_Data entries_:
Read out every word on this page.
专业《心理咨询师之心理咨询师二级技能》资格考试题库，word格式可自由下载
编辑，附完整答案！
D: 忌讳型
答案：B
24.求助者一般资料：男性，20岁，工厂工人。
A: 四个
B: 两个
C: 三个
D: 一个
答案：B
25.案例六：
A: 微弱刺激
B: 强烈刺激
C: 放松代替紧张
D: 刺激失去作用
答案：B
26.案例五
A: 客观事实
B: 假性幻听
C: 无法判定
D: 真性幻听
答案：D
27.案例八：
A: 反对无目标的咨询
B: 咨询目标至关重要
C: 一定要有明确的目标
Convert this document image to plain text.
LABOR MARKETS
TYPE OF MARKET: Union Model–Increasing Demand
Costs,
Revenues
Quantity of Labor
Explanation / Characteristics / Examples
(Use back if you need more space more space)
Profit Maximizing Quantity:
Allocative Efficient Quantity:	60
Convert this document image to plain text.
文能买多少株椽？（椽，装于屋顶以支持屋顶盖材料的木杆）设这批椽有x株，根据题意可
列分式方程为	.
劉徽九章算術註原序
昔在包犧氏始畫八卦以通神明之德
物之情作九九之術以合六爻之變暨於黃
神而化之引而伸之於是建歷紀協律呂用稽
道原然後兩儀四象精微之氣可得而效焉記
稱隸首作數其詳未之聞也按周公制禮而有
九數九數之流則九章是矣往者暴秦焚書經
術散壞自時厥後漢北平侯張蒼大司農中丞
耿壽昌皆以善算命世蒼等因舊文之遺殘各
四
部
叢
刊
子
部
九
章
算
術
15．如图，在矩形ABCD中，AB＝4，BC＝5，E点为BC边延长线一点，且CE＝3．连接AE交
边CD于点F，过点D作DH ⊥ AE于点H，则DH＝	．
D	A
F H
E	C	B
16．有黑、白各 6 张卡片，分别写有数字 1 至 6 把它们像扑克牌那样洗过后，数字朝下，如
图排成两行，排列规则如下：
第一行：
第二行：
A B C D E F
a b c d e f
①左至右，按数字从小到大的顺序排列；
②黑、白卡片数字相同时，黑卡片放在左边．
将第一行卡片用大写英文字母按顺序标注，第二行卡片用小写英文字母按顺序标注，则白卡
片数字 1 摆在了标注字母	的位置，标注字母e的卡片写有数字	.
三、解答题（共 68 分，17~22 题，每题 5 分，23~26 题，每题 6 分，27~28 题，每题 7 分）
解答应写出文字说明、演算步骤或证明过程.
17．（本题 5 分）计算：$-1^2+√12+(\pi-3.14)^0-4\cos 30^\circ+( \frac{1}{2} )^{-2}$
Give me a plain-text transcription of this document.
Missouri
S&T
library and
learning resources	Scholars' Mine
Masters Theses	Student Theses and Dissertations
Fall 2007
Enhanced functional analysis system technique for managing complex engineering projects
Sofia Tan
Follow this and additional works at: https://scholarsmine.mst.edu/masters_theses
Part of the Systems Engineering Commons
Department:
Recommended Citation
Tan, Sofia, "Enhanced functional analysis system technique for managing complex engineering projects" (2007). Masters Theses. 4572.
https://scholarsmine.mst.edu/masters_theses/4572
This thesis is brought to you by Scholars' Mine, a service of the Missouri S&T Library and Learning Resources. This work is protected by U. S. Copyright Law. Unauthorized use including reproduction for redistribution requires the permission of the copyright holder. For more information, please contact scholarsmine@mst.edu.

_GOAL_: Write out the entire listing exactly.

_IN RESPONSE_:
Read out every word on this page.
专业《心理咨询师之心理咨询师二级技能》资格考试题库，word格式可自由下载
编辑，附完整答案！
D: 忌讳型
答案：B
24.求助者一般资料：男性，20岁，工厂工人。
A: 四个
B: 两个
C: 三个
D: 一个
答案：B
25.案例六：
A: 微弱刺激
B: 强烈刺激
C: 放松代替紧张
D: 刺激失去作用
答案：B
26.案例五
A: 客观事实
B: 假性幻听
C: 无法判定
D: 真性幻听
答案：D
27.案例八：
A: 反对无目标的咨询
B: 咨询目标至关重要
C: 一定要有明确的目标
Convert this document image to plain text.
LABOR MARKETS
TYPE OF MARKET: Union Model–Increasing Demand
Costs,
Revenues
Quantity of Labor
Explanation / Characteristics / Examples
(Use back if you need more space more space)
Profit Maximizing Quantity:
Allocative Efficient Quantity:	60
Convert this document image to plain text.
文能买多少株椽？（椽，装于屋顶以支持屋顶盖材料的木杆）设这批椽有x株，根据题意可
列分式方程为	.
劉徽九章算術註原序
昔在包犧氏始畫八卦以通神明之德
物之情作九九之術以合六爻之變暨於黃
神而化之引而伸之於是建歷紀協律呂用稽
道原然後兩儀四象精微之氣可得而效焉記
稱隸首作數其詳未之聞也按周公制禮而有
九數九數之流則九章是矣往者暴秦焚書經
術散壞自時厥後漢北平侯張蒼大司農中丞
耿壽昌皆以善算命世蒼等因舊文之遺殘各
四
部
叢
刊
子
部
九
章
算
術
15．如图，在矩形ABCD中，AB＝4，BC＝5，E点为BC边延长线一点，且CE＝3．连接AE交
边CD于点F，过点D作DH ⊥ AE于点H，则DH＝	．
D	A
F H
E	C	B
16．有黑、白各 6 张卡片，分别写有数字 1 至 6 把它们像扑克牌那样洗过后，数字朝下，如
图排成两行，排列规则如下：
第一行：
第二行：
A B C D E F
a b c d e f
①左至右，按数字从小到大的顺序排列；
②黑、白卡片数字相同时，黑卡片放在左边．
将第一行卡片用大写英文字母按顺序标注，第二行卡片用小写英文字母按顺序标注，则白卡
片数字 1 摆在了标注字母	的位置，标注字母e的卡片写有数字	.
三、解答题（共 68 分，17~22 题，每题 5 分，23~26 题，每题 6 分，27~28 题，每题 7 分）
解答应写出文字说明、演算步骤或证明过程.
17．（本题 5 分）计算：$-1^2+√12+(\pi-3.14)^0-4\cos 30^\circ+( \frac{1}{2} )^{-2}$
Give me a plain-text transcription of this document.
Missouri
S&T
library and
learning resources	Scholars' Mine
Masters Theses	Student Theses and Dissertations
Fall 2007
Enhanced functional analysis system technique for managing complex engineering projects
Sofia Tan
Follow this and additional works at: https://scholarsmine.mst.edu/masters_theses
Part of the Systems Engineering Commons
Department:
Recommended Citation
Tan, Sofia, "Enhanced functional analysis system technique for managing complex engineering projects" (2007). Masters Theses. 4572.
https://scholarsmine.mst.edu/masters_theses/4572
This thesis is brought to you by Scholars' Mine, a service of the Missouri S&T Library and Learning Resources. This work is protected by U. S. Copyright Law. Unauthorized use including reproduction for redistribution requires the permission of the copyright holder. For more information, please contact scholarsmine@mst.edu.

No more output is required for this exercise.